■ Problem description ■
Starting at the first line of the items below and ending with the line containing "x-axis-title: _ Age (872, 654, 904, 667)", both included, output those lines as a Markdown table with the columns No. and Entry. Give each line its own numbered row, and leave out any blank lines.
- - - - - - -
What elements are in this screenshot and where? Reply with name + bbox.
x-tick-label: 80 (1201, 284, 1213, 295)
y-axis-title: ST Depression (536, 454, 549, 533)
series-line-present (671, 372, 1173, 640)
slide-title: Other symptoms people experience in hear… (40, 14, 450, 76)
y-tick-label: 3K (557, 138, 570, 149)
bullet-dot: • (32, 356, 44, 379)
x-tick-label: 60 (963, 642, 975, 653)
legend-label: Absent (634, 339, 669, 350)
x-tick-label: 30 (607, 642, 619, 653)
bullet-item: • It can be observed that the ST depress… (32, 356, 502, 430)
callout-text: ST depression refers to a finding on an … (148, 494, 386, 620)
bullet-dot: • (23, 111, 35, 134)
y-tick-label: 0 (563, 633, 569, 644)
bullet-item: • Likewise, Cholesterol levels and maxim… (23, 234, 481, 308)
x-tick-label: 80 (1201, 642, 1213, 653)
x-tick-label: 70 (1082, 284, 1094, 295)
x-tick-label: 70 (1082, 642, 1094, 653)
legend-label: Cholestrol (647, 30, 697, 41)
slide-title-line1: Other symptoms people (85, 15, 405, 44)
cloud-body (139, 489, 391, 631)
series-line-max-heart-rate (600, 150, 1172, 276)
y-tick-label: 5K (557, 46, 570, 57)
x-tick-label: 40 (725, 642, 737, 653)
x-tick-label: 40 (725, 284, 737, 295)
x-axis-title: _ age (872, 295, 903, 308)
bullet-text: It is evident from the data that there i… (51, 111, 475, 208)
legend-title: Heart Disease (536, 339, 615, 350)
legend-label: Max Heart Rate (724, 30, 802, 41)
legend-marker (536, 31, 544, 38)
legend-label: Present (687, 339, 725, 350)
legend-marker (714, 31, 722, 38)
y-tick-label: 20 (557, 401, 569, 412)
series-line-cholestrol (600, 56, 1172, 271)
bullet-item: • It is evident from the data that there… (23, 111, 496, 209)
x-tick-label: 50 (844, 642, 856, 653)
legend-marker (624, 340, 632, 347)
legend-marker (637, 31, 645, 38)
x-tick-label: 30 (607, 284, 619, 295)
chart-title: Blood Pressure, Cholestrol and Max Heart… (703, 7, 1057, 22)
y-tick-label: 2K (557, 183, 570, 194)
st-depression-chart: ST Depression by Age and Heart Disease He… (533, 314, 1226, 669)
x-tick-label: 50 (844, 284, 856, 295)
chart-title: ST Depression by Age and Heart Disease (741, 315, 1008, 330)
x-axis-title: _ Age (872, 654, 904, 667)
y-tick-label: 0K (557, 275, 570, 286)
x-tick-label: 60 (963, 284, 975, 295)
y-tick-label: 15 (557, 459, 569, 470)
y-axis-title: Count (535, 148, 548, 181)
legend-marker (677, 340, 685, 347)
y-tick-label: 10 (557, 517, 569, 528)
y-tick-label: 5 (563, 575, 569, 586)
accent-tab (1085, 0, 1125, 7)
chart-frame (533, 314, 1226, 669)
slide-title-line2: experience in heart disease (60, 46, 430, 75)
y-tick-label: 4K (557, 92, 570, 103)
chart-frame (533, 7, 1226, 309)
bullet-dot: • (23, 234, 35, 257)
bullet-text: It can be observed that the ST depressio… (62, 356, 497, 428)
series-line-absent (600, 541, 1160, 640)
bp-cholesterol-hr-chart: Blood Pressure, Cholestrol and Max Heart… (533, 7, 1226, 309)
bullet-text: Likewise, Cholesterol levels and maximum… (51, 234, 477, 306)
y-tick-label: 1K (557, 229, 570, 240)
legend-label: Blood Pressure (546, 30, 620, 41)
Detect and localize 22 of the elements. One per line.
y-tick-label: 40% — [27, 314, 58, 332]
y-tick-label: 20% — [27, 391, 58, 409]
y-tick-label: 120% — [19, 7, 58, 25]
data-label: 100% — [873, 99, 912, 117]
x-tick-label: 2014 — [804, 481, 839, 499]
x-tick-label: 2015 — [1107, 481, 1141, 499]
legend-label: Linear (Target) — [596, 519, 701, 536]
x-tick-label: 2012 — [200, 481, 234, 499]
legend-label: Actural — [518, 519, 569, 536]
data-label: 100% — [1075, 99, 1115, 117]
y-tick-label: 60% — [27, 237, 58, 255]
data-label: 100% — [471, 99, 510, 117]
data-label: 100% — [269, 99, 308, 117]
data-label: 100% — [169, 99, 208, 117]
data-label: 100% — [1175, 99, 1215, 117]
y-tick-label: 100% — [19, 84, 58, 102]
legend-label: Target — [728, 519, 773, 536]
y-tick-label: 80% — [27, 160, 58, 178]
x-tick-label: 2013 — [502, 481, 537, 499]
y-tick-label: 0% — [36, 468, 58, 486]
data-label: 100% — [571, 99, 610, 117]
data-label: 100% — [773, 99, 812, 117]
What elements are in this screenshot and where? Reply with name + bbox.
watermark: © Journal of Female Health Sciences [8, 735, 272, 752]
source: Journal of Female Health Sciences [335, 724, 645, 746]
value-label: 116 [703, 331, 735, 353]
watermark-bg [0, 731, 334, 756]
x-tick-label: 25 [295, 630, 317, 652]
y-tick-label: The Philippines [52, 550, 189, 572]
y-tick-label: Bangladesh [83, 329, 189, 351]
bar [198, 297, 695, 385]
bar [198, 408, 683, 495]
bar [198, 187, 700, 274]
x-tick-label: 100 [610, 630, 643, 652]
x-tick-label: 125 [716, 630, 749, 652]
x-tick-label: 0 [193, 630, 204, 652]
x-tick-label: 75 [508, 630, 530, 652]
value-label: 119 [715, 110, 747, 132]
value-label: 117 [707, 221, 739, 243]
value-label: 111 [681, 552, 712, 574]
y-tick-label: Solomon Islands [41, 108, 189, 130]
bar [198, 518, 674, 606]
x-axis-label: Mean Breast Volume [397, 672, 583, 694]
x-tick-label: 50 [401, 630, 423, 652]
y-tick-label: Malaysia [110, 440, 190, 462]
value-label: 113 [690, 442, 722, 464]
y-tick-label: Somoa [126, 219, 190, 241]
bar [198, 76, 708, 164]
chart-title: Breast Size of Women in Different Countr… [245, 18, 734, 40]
- - - - - - -
■ Solution to this task ■
| No. | Entry |
|---|---|
| 1 | What elements are in this screenshot and where? Reply with name + bbox. |
| 2 | x-tick-label: 80 (1201, 284, 1213, 295) |
| 3 | y-axis-title: ST Depression (536, 454, 549, 533) |
| 4 | series-line-present (671, 372, 1173, 640) |
| 5 | slide-title: Other symptoms people experience in hear… (40, 14, 450, 76) |
| 6 | y-tick-label: 3K (557, 138, 570, 149) |
| 7 | bullet-dot: • (32, 356, 44, 379) |
| 8 | x-tick-label: 60 (963, 642, 975, 653) |
| 9 | legend-label: Absent (634, 339, 669, 350) |
| 10 | x-tick-label: 30 (607, 642, 619, 653) |
| 11 | bullet-item: • It can be observed that the ST depress… (32, 356, 502, 430) |
| 12 | callout-text: ST depression refers to a finding on an … (148, 494, 386, 620) |
| 13 | bullet-dot: • (23, 111, 35, 134) |
| 14 | y-tick-label: 0 (563, 633, 569, 644) |
| 15 | bullet-item: • Likewise, Cholesterol levels and maxim… (23, 234, 481, 308) |
| 16 | x-tick-label: 80 (1201, 642, 1213, 653) |
| 17 | x-tick-label: 70 (1082, 284, 1094, 295) |
| 18 | x-tick-label: 70 (1082, 642, 1094, 653) |
| 19 | legend-label: Cholestrol (647, 30, 697, 41) |
| 20 | slide-title-line1: Other symptoms people (85, 15, 405, 44) |
| 21 | cloud-body (139, 489, 391, 631) |
| 22 | series-line-max-heart-rate (600, 150, 1172, 276) |
| 23 | y-tick-label: 5K (557, 46, 570, 57) |
| 24 | x-tick-label: 40 (725, 642, 737, 653) |
| 25 | x-tick-label: 40 (725, 284, 737, 295) |
| 26 | x-axis-title: _ age (872, 295, 903, 308) |
| 27 | bullet-text: It is evident from the data that there i… (51, 111, 475, 208) |
| 28 | legend-title: Heart Disease (536, 339, 615, 350) |
| 29 | legend-label: Max Heart Rate (724, 30, 802, 41) |
| 30 | legend-marker (536, 31, 544, 38) |
| 31 | legend-label: Present (687, 339, 725, 350) |
| 32 | legend-marker (714, 31, 722, 38) |
| 33 | y-tick-label: 20 (557, 401, 569, 412) |
| 34 | series-line-cholestrol (600, 56, 1172, 271) |
| 35 | bullet-item: • It is evident from the data that there… (23, 111, 496, 209) |
| 36 | x-tick-label: 50 (844, 642, 856, 653) |
| 37 | legend-marker (624, 340, 632, 347) |
| 38 | legend-marker (637, 31, 645, 38) |
| 39 | x-tick-label: 30 (607, 284, 619, 295) |
| 40 | chart-title: Blood Pressure, Cholestrol and Max Heart… (703, 7, 1057, 22) |
| 41 | y-tick-label: 2K (557, 183, 570, 194) |
| 42 | st-depression-chart: ST Depression by Age and Heart Disease He… (533, 314, 1226, 669) |
| 43 | x-tick-label: 50 (844, 284, 856, 295) |
| 44 | chart-title: ST Depression by Age and Heart Disease (741, 315, 1008, 330) |
| 45 | x-axis-title: _ Age (872, 654, 904, 667) |